What the task asks:
Write the material out again, line by line, exactly as it is.

Given records:
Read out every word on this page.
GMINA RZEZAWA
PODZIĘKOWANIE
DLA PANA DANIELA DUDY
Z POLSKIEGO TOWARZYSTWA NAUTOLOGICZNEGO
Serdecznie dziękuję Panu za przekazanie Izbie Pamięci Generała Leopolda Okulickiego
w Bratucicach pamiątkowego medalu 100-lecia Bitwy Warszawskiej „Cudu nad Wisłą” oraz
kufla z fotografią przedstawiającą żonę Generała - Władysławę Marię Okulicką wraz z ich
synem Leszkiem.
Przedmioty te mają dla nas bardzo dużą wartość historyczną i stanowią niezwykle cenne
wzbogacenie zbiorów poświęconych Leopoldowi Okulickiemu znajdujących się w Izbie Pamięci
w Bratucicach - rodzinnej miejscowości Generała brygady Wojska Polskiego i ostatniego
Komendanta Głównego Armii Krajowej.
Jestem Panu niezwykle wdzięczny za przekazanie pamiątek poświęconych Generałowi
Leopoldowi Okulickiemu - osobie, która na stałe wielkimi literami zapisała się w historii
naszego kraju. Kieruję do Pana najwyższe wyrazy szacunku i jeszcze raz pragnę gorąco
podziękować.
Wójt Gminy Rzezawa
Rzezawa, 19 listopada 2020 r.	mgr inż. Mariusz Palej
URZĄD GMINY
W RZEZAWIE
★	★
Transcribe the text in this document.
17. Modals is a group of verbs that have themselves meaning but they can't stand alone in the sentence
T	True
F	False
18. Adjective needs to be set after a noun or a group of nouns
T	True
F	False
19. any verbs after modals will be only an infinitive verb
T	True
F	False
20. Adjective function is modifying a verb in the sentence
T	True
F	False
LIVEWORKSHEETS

Correct result:
Read out every word on this page.
GMINA RZEZAWA
PODZIĘKOWANIE
DLA PANA DANIELA DUDY
Z POLSKIEGO TOWARZYSTWA NAUTOLOGICZNEGO
Serdecznie dziękuję Panu za przekazanie Izbie Pamięci Generała Leopolda Okulickiego
w Bratucicach pamiątkowego medalu 100-lecia Bitwy Warszawskiej „Cudu nad Wisłą” oraz
kufla z fotografią przedstawiającą żonę Generała - Władysławę Marię Okulicką wraz z ich
synem Leszkiem.
Przedmioty te mają dla nas bardzo dużą wartość historyczną i stanowią niezwykle cenne
wzbogacenie zbiorów poświęconych Leopoldowi Okulickiemu znajdujących się w Izbie Pamięci
w Bratucicach - rodzinnej miejscowości Generała brygady Wojska Polskiego i ostatniego
Komendanta Głównego Armii Krajowej.
Jestem Panu niezwykle wdzięczny za przekazanie pamiątek poświęconych Generałowi
Leopoldowi Okulickiemu - osobie, która na stałe wielkimi literami zapisała się w historii
naszego kraju. Kieruję do Pana najwyższe wyrazy szacunku i jeszcze raz pragnę gorąco
podziękować.
Wójt Gminy Rzezawa
Rzezawa, 19 listopada 2020 r.	mgr inż. Mariusz Palej
URZĄD GMINY
W RZEZAWIE
★	★
Transcribe the text in this document.
17. Modals is a group of verbs that have themselves meaning but they can't stand alone in the sentence
T	True
F	False
18. Adjective needs to be set after a noun or a group of nouns
T	True
F	False
19. any verbs after modals will be only an infinitive verb
T	True
F	False
20. Adjective function is modifying a verb in the sentence
T	True
F	False
LIVEWORKSHEETS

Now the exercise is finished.